* Work required:
In the data that follows, count the lines in which the word "page" occurs, and report that figure alone.

>> start Exercise inputs

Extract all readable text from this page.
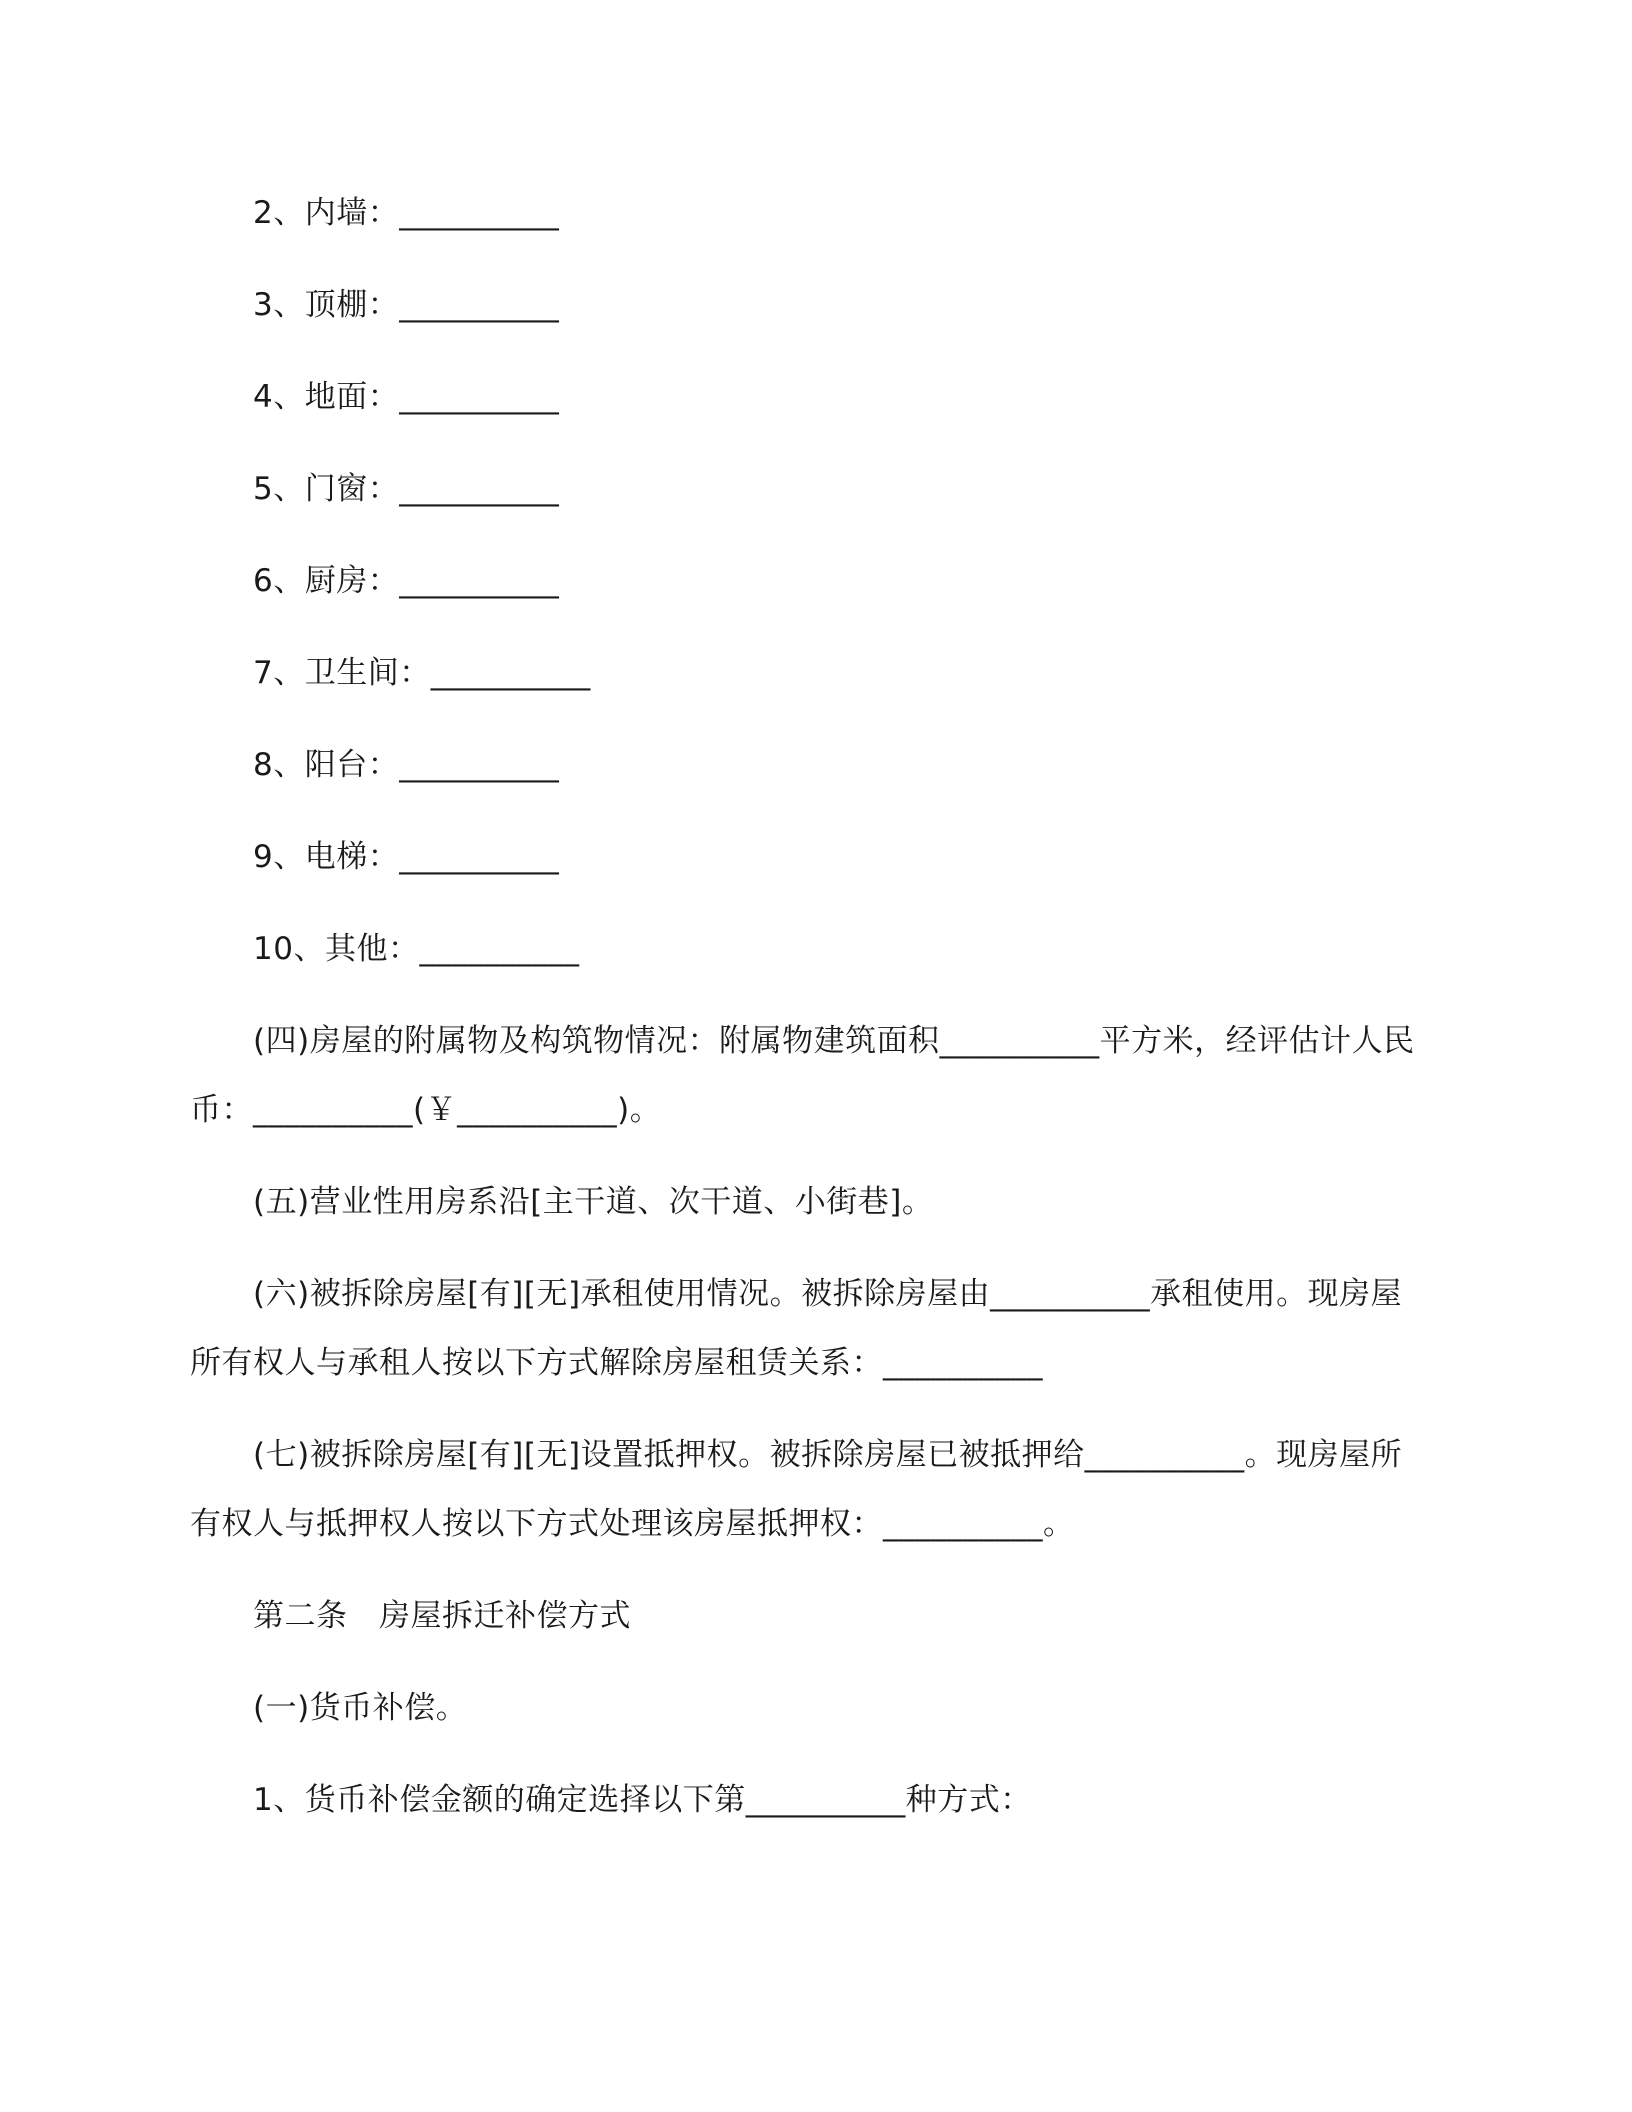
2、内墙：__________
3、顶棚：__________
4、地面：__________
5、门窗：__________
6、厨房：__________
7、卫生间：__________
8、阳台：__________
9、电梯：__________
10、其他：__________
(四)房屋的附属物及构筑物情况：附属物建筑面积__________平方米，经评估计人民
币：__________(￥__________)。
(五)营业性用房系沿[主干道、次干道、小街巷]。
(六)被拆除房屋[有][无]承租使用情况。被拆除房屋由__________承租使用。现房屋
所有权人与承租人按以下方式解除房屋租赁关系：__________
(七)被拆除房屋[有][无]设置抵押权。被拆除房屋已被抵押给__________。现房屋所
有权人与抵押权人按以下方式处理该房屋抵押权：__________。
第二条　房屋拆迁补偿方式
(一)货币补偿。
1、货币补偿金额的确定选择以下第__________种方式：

>> end Exercise inputs
>> start Exercise inputs

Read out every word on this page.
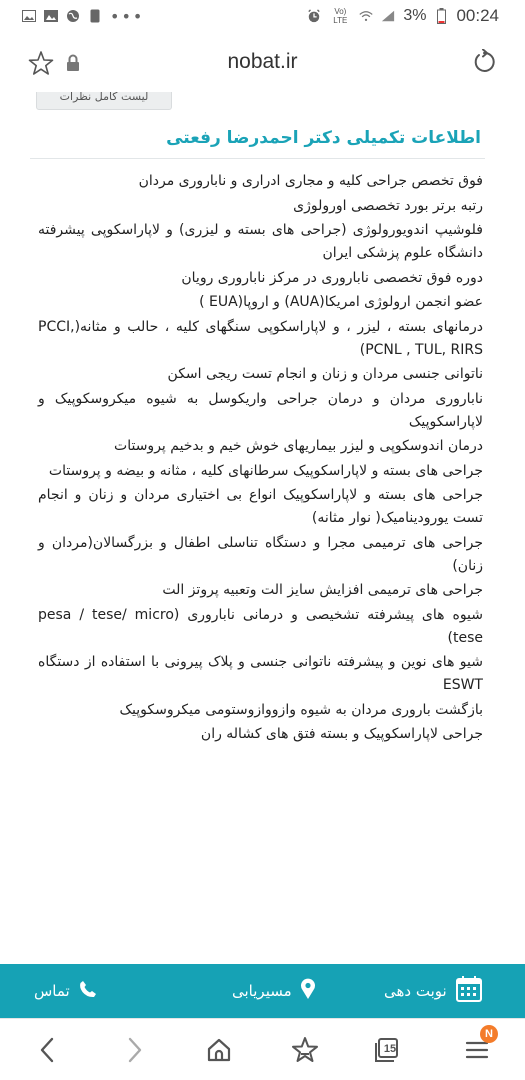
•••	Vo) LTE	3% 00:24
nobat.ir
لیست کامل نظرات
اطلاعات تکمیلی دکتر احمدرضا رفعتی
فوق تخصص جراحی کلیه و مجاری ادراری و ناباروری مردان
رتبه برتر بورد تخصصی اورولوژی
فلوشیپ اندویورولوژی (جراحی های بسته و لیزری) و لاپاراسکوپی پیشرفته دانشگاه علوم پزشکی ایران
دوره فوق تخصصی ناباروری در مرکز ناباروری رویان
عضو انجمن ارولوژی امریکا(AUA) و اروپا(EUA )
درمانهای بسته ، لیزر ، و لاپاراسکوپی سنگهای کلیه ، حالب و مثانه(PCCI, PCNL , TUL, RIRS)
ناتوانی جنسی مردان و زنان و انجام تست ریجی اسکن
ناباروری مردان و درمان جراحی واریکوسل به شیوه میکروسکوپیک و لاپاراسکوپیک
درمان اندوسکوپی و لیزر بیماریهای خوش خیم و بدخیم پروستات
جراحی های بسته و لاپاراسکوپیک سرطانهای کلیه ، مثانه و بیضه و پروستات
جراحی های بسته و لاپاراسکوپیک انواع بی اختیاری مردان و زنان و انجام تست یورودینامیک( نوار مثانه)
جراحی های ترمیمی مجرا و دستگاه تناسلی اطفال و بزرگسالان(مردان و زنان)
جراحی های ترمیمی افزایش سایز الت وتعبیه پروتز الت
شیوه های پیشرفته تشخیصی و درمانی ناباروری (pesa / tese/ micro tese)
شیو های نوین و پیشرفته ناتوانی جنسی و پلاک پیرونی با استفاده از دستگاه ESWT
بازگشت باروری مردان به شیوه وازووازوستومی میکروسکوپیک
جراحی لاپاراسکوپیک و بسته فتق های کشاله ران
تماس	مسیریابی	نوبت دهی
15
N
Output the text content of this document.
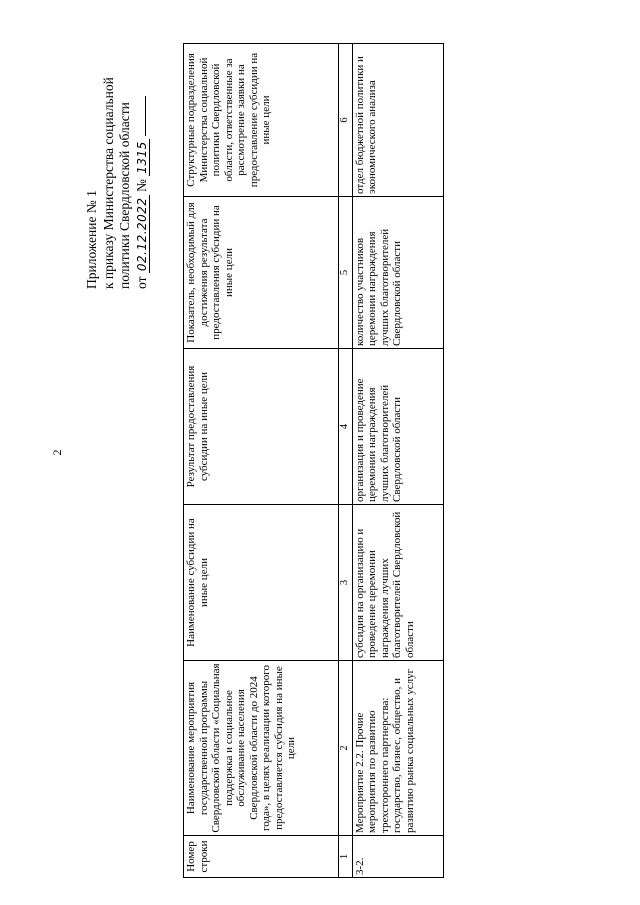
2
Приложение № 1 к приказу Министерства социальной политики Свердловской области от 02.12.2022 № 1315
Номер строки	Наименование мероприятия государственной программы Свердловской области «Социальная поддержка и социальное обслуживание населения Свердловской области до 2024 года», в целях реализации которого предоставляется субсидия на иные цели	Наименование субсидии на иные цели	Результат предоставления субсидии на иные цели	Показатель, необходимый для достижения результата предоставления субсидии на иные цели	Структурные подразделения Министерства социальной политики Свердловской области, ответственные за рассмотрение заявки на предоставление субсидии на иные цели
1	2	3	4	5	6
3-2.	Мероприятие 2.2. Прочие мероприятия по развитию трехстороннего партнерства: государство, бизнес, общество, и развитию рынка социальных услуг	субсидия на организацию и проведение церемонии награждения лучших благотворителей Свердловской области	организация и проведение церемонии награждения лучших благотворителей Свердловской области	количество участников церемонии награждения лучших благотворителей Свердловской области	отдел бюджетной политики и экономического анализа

>> end Exercise inputs
>> start Exercise inputs

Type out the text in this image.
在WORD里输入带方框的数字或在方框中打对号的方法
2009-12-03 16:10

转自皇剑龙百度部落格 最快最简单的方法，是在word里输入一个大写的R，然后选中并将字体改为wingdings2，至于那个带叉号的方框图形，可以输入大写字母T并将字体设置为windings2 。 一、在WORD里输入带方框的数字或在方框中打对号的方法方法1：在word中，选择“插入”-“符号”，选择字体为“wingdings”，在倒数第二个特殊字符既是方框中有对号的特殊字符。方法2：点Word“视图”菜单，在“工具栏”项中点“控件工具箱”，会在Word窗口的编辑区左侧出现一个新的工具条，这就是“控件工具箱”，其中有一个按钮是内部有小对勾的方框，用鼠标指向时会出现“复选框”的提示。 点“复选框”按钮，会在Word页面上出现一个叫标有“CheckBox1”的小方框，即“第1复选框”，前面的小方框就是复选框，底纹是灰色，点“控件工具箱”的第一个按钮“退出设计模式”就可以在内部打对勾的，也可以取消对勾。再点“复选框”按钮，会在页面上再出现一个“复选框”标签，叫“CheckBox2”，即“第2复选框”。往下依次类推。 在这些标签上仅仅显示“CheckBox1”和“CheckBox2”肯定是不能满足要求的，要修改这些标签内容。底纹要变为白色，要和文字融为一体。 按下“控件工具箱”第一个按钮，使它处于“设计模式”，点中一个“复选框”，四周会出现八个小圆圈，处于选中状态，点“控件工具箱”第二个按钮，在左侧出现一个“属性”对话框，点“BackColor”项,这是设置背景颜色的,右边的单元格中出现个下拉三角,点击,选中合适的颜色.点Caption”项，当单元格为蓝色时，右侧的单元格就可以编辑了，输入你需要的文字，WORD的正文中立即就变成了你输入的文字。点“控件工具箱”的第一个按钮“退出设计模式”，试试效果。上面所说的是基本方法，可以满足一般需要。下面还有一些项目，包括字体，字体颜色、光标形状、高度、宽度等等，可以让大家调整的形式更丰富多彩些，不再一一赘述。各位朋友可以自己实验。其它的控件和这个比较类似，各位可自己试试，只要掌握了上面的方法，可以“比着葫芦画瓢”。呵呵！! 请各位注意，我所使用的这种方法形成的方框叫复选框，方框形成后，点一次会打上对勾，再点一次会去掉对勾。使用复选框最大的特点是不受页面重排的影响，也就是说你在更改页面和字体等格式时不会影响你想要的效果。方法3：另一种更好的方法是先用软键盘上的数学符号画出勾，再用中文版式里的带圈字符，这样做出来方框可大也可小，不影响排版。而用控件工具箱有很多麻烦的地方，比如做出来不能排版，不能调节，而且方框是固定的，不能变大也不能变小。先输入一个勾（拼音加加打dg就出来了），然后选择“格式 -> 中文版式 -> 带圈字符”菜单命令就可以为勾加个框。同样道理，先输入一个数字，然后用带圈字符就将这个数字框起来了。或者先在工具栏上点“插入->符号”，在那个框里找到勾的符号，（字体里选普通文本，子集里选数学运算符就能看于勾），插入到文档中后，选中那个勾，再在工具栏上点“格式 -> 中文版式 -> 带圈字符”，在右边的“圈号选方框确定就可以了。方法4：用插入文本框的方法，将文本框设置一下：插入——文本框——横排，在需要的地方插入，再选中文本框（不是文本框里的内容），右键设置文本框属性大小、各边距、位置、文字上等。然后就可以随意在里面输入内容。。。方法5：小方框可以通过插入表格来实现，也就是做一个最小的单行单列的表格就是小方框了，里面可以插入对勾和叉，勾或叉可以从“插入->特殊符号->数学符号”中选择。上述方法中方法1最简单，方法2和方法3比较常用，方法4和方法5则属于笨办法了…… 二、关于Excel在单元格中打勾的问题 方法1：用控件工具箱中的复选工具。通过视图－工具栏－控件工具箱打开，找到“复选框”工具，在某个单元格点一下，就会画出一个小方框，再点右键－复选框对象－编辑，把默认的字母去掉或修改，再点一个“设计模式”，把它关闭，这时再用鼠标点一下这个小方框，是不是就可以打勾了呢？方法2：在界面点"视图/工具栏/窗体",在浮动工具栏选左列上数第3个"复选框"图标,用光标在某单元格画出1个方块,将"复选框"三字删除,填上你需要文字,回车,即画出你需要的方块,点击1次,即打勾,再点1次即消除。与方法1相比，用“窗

>> end Exercise inputs

* Expected output:
2